*** Recorded information

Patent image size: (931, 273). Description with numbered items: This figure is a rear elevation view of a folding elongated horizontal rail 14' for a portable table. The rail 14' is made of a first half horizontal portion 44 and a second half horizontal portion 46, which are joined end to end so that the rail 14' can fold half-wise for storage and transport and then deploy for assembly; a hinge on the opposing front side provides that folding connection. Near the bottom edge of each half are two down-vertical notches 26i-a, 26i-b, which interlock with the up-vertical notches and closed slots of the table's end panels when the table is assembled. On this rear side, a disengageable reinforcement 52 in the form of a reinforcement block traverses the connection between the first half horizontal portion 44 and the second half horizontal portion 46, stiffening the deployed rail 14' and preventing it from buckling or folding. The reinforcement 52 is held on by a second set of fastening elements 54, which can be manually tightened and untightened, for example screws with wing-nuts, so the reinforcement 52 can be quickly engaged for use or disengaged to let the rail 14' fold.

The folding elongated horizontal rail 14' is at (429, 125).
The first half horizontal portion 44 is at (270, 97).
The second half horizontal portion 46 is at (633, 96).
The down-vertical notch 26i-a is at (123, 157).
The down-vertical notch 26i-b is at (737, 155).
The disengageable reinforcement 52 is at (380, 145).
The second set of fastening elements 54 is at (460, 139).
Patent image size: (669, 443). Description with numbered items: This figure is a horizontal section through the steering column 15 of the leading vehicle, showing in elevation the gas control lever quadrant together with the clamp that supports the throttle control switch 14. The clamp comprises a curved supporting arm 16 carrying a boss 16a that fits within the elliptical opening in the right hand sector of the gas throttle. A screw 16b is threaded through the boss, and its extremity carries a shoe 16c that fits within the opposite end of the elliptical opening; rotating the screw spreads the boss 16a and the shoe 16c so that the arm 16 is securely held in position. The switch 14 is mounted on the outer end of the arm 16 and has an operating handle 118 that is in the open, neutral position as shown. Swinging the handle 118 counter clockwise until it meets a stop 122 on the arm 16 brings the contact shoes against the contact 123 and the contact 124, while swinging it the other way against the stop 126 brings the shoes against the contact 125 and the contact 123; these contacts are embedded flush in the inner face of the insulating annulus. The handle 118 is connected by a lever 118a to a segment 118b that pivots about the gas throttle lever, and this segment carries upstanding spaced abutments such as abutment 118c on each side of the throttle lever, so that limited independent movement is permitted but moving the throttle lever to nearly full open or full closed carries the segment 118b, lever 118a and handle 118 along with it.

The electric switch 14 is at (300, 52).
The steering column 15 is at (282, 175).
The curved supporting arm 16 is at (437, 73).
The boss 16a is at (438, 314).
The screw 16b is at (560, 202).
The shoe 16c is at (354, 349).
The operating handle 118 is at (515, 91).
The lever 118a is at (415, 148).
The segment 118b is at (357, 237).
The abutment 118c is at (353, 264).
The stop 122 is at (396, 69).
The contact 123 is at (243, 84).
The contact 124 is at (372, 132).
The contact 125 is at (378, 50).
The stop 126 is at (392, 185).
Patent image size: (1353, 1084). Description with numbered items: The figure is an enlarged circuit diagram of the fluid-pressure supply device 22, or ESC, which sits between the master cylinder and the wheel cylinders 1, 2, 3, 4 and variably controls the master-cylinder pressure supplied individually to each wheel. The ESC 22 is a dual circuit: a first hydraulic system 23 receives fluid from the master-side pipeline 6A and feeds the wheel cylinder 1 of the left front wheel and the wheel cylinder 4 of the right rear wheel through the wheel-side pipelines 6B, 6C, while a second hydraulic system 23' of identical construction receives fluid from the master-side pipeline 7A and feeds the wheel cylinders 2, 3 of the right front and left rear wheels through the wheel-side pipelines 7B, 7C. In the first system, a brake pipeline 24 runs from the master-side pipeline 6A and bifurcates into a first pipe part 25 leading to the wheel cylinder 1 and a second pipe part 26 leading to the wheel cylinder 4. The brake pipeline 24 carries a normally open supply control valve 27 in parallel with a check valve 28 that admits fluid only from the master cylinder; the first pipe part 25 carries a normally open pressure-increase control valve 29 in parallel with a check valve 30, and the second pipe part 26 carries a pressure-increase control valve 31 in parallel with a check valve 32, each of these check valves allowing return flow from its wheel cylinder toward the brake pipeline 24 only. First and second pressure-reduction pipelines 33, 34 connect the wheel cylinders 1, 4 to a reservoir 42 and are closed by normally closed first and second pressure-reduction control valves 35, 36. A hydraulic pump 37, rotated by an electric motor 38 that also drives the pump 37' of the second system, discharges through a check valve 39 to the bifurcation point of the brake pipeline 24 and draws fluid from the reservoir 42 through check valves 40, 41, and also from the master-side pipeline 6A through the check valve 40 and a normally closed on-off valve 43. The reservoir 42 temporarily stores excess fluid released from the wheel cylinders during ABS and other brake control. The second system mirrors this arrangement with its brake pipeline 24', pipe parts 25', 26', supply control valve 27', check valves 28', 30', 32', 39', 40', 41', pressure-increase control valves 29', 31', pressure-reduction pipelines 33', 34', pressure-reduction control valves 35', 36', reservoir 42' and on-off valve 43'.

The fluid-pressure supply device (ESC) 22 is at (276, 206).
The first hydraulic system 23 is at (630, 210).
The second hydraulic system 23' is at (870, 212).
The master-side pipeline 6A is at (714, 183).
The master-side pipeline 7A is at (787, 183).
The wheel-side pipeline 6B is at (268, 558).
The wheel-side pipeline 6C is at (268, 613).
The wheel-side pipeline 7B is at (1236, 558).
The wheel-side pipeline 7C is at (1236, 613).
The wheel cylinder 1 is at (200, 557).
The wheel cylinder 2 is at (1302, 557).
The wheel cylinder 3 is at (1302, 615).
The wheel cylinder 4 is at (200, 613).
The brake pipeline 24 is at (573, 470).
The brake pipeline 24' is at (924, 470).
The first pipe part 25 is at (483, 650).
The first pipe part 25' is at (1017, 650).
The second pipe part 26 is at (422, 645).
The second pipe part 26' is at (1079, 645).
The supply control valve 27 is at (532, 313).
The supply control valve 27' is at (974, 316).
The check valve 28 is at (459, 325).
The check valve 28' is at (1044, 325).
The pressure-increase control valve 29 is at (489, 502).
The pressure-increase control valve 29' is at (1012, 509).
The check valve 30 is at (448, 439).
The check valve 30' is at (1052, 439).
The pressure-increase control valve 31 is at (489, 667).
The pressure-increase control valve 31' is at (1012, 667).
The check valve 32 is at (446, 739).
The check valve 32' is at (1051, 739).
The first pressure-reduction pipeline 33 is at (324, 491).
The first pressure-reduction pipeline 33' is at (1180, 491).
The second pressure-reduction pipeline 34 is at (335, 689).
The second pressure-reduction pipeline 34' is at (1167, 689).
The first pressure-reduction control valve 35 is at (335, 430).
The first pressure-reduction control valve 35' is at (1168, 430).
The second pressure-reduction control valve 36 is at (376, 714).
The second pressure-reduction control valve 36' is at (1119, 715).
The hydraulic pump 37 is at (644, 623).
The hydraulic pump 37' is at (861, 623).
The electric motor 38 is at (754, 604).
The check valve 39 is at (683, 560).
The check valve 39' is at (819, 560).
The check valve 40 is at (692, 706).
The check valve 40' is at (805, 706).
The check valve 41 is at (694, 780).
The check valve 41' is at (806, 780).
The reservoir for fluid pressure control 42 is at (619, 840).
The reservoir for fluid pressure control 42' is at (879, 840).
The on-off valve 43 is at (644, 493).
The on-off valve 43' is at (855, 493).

******

Task brief —
Update the material from its first line through the line holding "The second set", inclusive, by changing "rear elevation view" to "front elevation view" and leaving everything else the same. Give back only those lines.

Response —
Patent image size: (931, 273). Description with numbered items: This figure is a front elevation view of a folding elongated horizontal rail 14' for a portable table. The rail 14' is made of a first half horizontal portion 44 and a second half horizontal portion 46, which are joined end to end so that the rail 14' can fold half-wise for storage and transport and then deploy for assembly; a hinge on the opposing front side provides that folding connection. Near the bottom edge of each half are two down-vertical notches 26i-a, 26i-b, which interlock with the up-vertical notches and closed slots of the table's end panels when the table is assembled. On this rear side, a disengageable reinforcement 52 in the form of a reinforcement block traverses the connection between the first half horizontal portion 44 and the second half horizontal portion 46, stiffening the deployed rail 14' and preventing it from buckling or folding. The reinforcement 52 is held on by a second set of fastening elements 54, which can be manually tightened and untightened, for example screws with wing-nuts, so the reinforcement 52 can be quickly engaged for use or disengaged to let the rail 14' fold.

The folding elongated horizontal rail 14' is at (429, 125).
The first half horizontal portion 44 is at (270, 97).
The second half horizontal portion 46 is at (633, 96).
The down-vertical notch 26i-a is at (123, 157).
The down-vertical notch 26i-b is at (737, 155).
The disengageable reinforcement 52 is at (380, 145).
The second set of fastening elements 54 is at (460, 139).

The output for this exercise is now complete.